:: What the task asks ::
Which lines contain the string "American"? Please list every one of them.

# START OF Input

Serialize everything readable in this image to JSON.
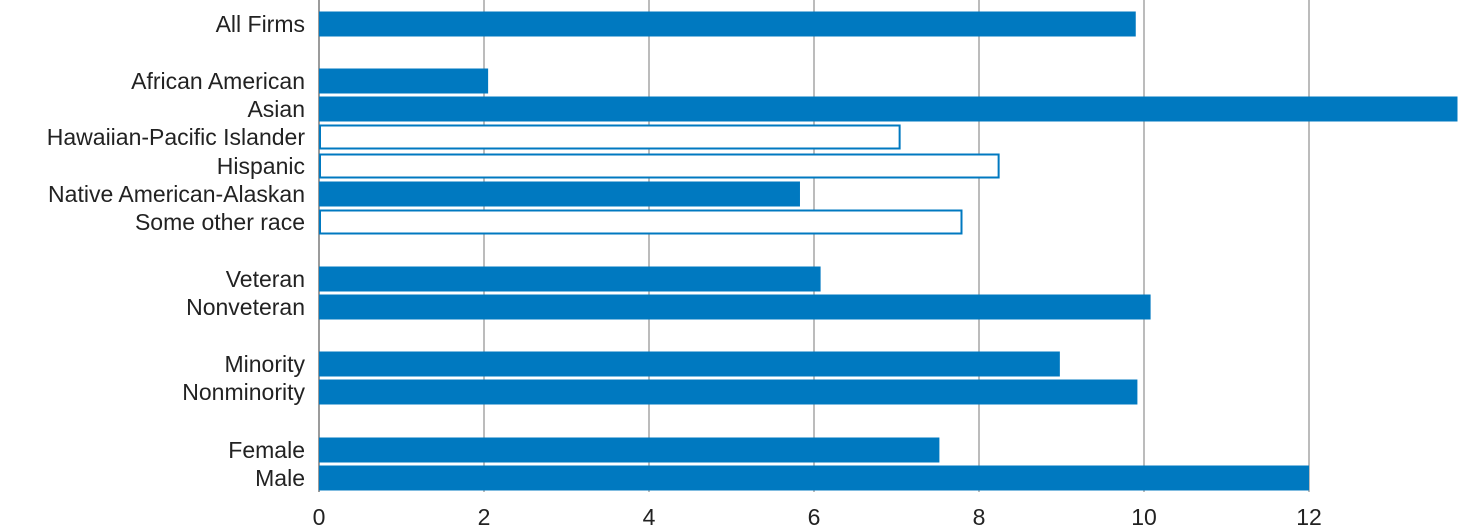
{
  "chart_data": {
    "type": "bar",
    "orientation": "horizontal",
    "categories": [
      "All Firms",
      "African American",
      "Asian",
      "Hawaiian-Pacific Islander",
      "Hispanic",
      "Native American-Alaskan",
      "Some other race",
      "Veteran",
      "Nonveteran",
      "Minority",
      "Nonminority",
      "Female",
      "Male"
    ],
    "values": [
      9.9,
      2.05,
      13.8,
      7.05,
      8.25,
      5.83,
      7.8,
      6.08,
      10.08,
      8.98,
      9.92,
      7.52,
      12.0
    ],
    "outlined": [
      false,
      false,
      false,
      true,
      true,
      false,
      true,
      false,
      false,
      false,
      false,
      false,
      false
    ],
    "groups": [
      [
        0
      ],
      [
        1,
        2,
        3,
        4,
        5,
        6
      ],
      [
        7,
        8
      ],
      [
        9,
        10
      ],
      [
        11,
        12
      ]
    ],
    "xlim": [
      0,
      13.8
    ],
    "xticks": [
      0,
      2,
      4,
      6,
      8,
      10,
      12
    ],
    "grid": true,
    "title": "",
    "xlabel": "",
    "ylabel": "",
    "bar_color": "#0079c0",
    "grid_color": "#7a7a7a",
    "background": "#ffffff"
  }
}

# END OF Input

:: The solution ::
      "African American",
      "Native American-Alaskan",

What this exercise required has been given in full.